- [Selected excerpt]
Trust for no one, nothing


Coppola puts surveillance under scrutiny


Published: Aug 22 2014, 01:01:am



Friday, May 3, 1974.
THE CONVERSATION. Music by David Shire. Written, produced and directed by Francis Ford Coppola. Running time: 113 minutes. Mature entertainment.
INCONSPICUOUS IN A CROWD, uncomfortable in company, Harry Caul (Gene Hackman) is the sort of man that people remember only vaguely. "A quiet fellow," they would say. "A man of few words, a good listener."
    Caul does listen well. Listening, in fact is his business. An expert in electronic surveillance, he is known to his professional rivals as "the best bugger on the West Coast."
    Caul's profession has fascinated filmmaker Francis Ford Coppola for years. In 1966, he began developing an original screenplay about surveillance men. Had it been filmed then, it might well have been seen as a natural companion piece to Michelangelo Antonioni's Blow-Up.
    In an unusual "director's letter" accompanying his new film's press kit, Coppola writes:
    "I had no idea of what was to come in 1973. White House plumbers, Watergate, Ellsberg files, of course were unfamiliar phrases to me (in 1966), and even now I'm not completely sure of how these names and events relate to this film, despite so many coincidences and prophecies."
    A working draft was ready by 1969, but even then the time was not right. It took the phenomenal success of Coppola's The Godfather and his partnership with Peter (Paper Moon) Bogdanovlch and William (The Exorcist) Friedkin to loosen enough investment money to make a stark, intellectual shocker like The Conversation.

- [Problem set]
[a] Answer each question using the film review.
(i) Who wrote the music for The Conversation?
(ii) In what year did Coppola begin developing his original screenplay about surveillance men?
(iii) By what year was a working draft ready?
[b] Retype the film review from "In an unusual" up to and including "like The Conversation.".

- [Raw data]
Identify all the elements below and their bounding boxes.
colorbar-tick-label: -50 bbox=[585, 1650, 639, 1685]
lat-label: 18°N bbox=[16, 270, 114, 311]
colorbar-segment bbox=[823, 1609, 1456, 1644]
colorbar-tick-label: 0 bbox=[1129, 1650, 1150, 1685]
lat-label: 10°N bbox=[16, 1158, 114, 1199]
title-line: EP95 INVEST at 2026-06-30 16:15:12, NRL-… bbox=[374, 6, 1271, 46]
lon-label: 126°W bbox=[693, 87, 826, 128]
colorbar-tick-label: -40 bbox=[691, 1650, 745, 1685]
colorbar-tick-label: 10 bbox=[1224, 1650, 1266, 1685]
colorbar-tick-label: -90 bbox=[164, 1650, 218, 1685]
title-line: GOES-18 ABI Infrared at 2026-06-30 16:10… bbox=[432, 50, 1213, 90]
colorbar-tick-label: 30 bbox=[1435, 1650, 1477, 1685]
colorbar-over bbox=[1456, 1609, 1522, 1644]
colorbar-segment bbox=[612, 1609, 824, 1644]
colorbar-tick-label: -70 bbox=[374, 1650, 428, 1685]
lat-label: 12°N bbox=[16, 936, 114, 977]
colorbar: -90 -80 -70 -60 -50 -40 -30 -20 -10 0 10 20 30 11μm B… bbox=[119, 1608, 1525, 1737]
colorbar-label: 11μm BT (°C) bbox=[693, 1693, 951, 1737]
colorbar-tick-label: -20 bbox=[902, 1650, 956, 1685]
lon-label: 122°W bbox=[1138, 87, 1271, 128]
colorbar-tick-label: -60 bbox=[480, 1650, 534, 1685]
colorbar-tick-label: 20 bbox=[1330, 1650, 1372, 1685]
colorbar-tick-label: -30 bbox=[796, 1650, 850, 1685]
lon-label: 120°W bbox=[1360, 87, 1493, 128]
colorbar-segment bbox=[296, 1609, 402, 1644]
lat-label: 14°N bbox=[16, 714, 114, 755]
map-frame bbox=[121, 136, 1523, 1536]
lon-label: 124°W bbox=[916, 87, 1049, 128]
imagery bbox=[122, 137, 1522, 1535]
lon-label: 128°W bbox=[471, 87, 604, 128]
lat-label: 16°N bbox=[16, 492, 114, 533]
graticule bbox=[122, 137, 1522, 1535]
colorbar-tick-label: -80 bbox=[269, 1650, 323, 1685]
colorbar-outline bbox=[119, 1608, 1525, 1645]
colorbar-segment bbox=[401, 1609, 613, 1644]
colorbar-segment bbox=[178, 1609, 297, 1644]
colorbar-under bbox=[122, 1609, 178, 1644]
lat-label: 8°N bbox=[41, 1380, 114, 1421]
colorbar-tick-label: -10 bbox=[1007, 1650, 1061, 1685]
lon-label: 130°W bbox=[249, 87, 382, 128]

- [Answers for this exercise]
[a]
(i) David Shire
(ii) 1966
(iii) 1969

[b]
In an unusual "director's letter" accompanying his new film's press kit, Coppola writes:
    "I had no idea of what was to come in 1973. White House plumbers, Watergate, Ellsberg files, of course were unfamiliar phrases to me (in 1966), and even now I'm not completely sure of how these names and events relate to this film, despite so many coincidences and prophecies."
    A working draft was ready by 1969, but even then the time was not right. It took the phenomenal success of Coppola's The Godfather and his partnership with Peter (Paper Moon) Bogdanovlch and William (The Exorcist) Friedkin to loosen enough investment money to make a stark, intellectual shocker like The Conversation.